[Dataset entries]
- - -

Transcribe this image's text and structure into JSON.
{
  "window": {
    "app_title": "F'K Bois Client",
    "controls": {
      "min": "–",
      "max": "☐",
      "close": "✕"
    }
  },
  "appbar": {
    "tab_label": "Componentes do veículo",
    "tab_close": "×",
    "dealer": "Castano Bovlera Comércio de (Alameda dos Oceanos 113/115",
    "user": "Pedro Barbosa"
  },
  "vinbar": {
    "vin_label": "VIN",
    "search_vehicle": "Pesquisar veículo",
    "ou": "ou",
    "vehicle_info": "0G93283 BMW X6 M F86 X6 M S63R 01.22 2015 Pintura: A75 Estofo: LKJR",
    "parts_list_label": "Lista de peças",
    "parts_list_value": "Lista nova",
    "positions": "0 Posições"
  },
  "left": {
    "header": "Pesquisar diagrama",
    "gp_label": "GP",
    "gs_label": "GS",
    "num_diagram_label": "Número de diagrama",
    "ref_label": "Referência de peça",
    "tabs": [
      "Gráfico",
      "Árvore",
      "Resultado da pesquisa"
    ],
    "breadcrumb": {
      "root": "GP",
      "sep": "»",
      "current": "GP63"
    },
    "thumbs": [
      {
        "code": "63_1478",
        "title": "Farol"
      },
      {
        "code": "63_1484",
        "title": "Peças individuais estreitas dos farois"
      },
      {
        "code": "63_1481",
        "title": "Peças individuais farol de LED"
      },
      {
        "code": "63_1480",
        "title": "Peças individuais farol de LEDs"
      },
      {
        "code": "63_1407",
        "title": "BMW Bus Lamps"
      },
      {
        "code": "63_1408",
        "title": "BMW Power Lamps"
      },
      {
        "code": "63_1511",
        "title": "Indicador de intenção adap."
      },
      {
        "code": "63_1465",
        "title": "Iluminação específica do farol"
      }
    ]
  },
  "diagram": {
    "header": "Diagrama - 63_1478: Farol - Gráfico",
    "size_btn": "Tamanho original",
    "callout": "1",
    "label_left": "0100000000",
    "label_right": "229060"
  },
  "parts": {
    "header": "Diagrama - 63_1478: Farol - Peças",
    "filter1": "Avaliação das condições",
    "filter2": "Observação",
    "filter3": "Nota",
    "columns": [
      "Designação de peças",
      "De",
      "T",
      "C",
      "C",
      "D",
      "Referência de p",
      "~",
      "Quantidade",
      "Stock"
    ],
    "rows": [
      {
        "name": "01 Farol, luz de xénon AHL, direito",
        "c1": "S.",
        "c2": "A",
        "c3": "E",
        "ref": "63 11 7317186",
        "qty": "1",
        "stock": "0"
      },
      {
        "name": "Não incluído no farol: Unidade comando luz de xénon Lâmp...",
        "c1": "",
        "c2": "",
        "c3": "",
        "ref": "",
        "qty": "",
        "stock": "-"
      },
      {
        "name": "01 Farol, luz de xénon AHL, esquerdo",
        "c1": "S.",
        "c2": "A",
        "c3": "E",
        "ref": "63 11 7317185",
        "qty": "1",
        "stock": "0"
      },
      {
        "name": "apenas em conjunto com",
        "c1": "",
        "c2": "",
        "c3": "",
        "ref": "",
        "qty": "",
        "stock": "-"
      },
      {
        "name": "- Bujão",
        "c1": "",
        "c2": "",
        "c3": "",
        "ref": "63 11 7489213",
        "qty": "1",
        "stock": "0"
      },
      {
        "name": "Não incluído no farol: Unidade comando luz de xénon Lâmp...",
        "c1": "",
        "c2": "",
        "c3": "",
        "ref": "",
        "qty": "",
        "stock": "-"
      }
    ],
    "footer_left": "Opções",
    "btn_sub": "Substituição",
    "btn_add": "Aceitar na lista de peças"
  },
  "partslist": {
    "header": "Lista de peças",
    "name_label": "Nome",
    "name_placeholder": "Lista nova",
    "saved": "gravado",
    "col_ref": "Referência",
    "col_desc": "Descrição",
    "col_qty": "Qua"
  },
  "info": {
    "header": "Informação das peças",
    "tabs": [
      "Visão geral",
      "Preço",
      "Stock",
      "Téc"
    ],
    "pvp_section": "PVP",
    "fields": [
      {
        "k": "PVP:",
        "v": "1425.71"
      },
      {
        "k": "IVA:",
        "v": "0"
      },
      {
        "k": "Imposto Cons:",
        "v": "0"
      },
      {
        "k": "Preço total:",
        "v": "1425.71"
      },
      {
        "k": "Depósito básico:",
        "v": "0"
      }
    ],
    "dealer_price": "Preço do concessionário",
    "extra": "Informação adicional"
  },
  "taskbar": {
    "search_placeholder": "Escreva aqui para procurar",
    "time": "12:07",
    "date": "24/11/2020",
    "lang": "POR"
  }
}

- - -

> [Task prompt] Extract every record and return it verbatim.

> [Written solution]
Transcribe this image's text and structure into JSON.
{
  "window": {
    "app_title": "F'K Bois Client",
    "controls": {
      "min": "–",
      "max": "☐",
      "close": "✕"
    }
  },
  "appbar": {
    "tab_label": "Componentes do veículo",
    "tab_close": "×",
    "dealer": "Castano Bovlera Comércio de (Alameda dos Oceanos 113/115",
    "user": "Pedro Barbosa"
  },
  "vinbar": {
    "vin_label": "VIN",
    "search_vehicle": "Pesquisar veículo",
    "ou": "ou",
    "vehicle_info": "0G93283 BMW X6 M F86 X6 M S63R 01.22 2015 Pintura: A75 Estofo: LKJR",
    "parts_list_label": "Lista de peças",
    "parts_list_value": "Lista nova",
    "positions": "0 Posições"
  },
  "left": {
    "header": "Pesquisar diagrama",
    "gp_label": "GP",
    "gs_label": "GS",
    "num_diagram_label": "Número de diagrama",
    "ref_label": "Referência de peça",
    "tabs": [
      "Gráfico",
      "Árvore",
      "Resultado da pesquisa"
    ],
    "breadcrumb": {
      "root": "GP",
      "sep": "»",
      "current": "GP63"
    },
    "thumbs": [
      {
        "code": "63_1478",
        "title": "Farol"
      },
      {
        "code": "63_1484",
        "title": "Peças individuais estreitas dos farois"
      },
      {
        "code": "63_1481",
        "title": "Peças individuais farol de LED"
      },
      {
        "code": "63_1480",
        "title": "Peças individuais farol de LEDs"
      },
      {
        "code": "63_1407",
        "title": "BMW Bus Lamps"
      },
      {
        "code": "63_1408",
        "title": "BMW Power Lamps"
      },
      {
        "code": "63_1511",
        "title": "Indicador de intenção adap."
      },
      {
        "code": "63_1465",
        "title": "Iluminação específica do farol"
      }
    ]
  },
  "diagram": {
    "header": "Diagrama - 63_1478: Farol - Gráfico",
    "size_btn": "Tamanho original",
    "callout": "1",
    "label_left": "0100000000",
    "label_right": "229060"
  },
  "parts": {
    "header": "Diagrama - 63_1478: Farol - Peças",
    "filter1": "Avaliação das condições",
    "filter2": "Observação",
    "filter3": "Nota",
    "columns": [
      "Designação de peças",
      "De",
      "T",
      "C",
      "C",
      "D",
      "Referência de p",
      "~",
      "Quantidade",
      "Stock"
    ],
    "rows": [
      {
        "name": "01 Farol, luz de xénon AHL, direito",
        "c1": "S.",
        "c2": "A",
        "c3": "E",
        "ref": "63 11 7317186",
        "qty": "1",
        "stock": "0"
      },
      {
        "name": "Não incluído no farol: Unidade comando luz de xénon Lâmp...",
        "c1": "",
        "c2": "",
        "c3": "",
        "ref": "",
        "qty": "",
        "stock": "-"
      },
      {
        "name": "01 Farol, luz de xénon AHL, esquerdo",
        "c1": "S.",
        "c2": "A",
        "c3": "E",
        "ref": "63 11 7317185",
        "qty": "1",
        "stock": "0"
      },
      {
        "name": "apenas em conjunto com",
        "c1": "",
        "c2": "",
        "c3": "",
        "ref": "",
        "qty": "",
        "stock": "-"
      },
      {
        "name": "- Bujão",
        "c1": "",
        "c2": "",
        "c3": "",
        "ref": "63 11 7489213",
        "qty": "1",
        "stock": "0"
      },
      {
        "name": "Não incluído no farol: Unidade comando luz de xénon Lâmp...",
        "c1": "",
        "c2": "",
        "c3": "",
        "ref": "",
        "qty": "",
        "stock": "-"
      }
    ],
    "footer_left": "Opções",
    "btn_sub": "Substituição",
    "btn_add": "Aceitar na lista de peças"
  },
  "partslist": {
    "header": "Lista de peças",
    "name_label": "Nome",
    "name_placeholder": "Lista nova",
    "saved": "gravado",
    "col_ref": "Referência",
    "col_desc": "Descrição",
    "col_qty": "Qua"
  },
  "info": {
    "header": "Informação das peças",
    "tabs": [
      "Visão geral",
      "Preço",
      "Stock",
      "Téc"
    ],
    "pvp_section": "PVP",
    "fields": [
      {
        "k": "PVP:",
        "v": "1425.71"
      },
      {
        "k": "IVA:",
        "v": "0"
      },
      {
        "k": "Imposto Cons:",
        "v": "0"
      },
      {
        "k": "Preço total:",
        "v": "1425.71"
      },
      {
        "k": "Depósito básico:",
        "v": "0"
      }
    ],
    "dealer_price": "Preço do concessionário",
    "extra": "Informação adicional"
  },
  "taskbar": {
    "search_placeholder": "Escreva aqui para procurar",
    "time": "12:07",
    "date": "24/11/2020",
    "lang": "POR"
  }
}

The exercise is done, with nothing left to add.